Provided data
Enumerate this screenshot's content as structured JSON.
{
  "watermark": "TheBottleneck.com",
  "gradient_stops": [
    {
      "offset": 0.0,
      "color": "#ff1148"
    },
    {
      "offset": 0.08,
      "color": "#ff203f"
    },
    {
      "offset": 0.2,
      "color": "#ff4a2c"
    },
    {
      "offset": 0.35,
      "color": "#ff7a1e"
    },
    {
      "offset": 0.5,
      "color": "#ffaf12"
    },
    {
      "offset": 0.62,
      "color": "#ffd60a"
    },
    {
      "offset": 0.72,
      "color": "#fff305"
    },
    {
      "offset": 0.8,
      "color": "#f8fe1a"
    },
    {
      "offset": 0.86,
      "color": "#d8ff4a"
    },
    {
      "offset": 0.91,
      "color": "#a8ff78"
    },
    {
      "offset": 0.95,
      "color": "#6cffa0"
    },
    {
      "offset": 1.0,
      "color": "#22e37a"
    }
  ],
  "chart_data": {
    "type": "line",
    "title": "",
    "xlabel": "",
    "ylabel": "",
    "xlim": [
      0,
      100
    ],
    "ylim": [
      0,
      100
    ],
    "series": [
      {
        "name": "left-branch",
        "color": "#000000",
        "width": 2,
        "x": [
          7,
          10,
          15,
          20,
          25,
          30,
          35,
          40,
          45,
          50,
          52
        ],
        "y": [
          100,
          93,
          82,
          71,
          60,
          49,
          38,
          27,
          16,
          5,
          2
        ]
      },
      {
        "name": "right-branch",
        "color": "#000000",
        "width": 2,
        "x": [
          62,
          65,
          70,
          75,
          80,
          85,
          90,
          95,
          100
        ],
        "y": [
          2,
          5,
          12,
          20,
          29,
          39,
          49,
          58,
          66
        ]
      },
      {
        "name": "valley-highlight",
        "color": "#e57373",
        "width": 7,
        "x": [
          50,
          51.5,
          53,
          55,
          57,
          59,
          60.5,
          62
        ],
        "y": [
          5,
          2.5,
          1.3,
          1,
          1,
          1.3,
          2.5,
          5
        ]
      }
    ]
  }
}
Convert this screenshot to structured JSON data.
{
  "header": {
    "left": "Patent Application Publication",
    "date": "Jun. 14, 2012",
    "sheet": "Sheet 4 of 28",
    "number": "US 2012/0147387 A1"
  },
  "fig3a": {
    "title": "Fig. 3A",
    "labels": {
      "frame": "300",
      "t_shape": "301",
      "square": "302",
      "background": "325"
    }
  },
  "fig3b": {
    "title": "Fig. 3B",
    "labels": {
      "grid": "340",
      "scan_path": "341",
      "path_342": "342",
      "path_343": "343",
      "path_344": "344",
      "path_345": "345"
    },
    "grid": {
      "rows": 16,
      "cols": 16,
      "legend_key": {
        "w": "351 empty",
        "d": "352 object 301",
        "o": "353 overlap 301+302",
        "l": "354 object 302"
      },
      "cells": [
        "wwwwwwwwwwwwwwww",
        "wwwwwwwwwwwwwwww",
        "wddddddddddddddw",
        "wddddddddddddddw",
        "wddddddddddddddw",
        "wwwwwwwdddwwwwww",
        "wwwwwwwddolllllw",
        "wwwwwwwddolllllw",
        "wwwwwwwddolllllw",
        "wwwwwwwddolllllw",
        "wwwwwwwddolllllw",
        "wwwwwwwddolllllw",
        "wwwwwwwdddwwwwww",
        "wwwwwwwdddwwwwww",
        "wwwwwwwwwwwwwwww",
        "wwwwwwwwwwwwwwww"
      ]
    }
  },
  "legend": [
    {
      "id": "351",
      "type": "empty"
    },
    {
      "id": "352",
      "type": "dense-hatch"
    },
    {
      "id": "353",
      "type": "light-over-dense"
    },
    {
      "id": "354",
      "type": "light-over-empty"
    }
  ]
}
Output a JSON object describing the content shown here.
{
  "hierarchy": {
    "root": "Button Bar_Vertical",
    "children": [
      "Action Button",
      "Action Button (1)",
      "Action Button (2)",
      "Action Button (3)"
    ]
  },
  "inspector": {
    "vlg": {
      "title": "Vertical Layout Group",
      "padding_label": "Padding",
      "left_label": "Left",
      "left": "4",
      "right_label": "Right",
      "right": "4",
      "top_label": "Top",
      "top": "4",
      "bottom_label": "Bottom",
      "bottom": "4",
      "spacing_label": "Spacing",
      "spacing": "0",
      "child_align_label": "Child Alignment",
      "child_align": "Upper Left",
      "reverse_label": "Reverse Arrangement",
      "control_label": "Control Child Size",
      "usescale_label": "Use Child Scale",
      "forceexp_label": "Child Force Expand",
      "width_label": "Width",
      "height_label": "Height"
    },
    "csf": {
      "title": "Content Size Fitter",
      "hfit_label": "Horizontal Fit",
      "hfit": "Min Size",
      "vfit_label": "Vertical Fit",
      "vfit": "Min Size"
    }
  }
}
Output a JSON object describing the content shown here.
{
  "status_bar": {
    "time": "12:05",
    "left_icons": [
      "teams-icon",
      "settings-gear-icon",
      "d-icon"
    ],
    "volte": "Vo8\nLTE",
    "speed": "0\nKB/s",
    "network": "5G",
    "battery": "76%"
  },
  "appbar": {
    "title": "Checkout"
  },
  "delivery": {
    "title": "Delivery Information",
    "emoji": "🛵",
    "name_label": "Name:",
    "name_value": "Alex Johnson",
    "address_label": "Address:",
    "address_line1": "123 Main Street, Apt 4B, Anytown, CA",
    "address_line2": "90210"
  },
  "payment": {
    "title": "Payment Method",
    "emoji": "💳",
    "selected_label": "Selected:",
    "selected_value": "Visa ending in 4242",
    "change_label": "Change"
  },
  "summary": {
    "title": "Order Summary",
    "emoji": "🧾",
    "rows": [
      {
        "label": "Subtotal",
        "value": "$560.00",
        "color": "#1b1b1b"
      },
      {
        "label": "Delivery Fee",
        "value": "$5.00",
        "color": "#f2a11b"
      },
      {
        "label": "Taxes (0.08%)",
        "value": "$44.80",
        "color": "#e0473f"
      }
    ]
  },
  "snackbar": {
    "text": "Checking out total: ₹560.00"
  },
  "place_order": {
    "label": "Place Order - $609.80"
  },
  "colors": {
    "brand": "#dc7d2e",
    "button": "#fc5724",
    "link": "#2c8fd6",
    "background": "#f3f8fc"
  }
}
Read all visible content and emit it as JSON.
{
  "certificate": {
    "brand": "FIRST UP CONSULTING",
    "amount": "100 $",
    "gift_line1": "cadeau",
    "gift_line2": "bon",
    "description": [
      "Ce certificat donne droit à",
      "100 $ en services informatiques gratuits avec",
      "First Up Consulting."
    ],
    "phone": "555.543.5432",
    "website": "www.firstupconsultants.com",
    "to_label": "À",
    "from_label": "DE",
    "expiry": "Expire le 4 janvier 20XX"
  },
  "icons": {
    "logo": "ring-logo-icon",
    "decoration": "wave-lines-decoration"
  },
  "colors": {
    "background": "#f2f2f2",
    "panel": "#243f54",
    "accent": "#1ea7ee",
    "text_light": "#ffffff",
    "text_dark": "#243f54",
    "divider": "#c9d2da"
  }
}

What is asked
In the listing above, locate each line with "Action" and copy it.

Reply
      "Action Button",
      "Action Button (1)",
      "Action Button (2)",
      "Action Button (3)"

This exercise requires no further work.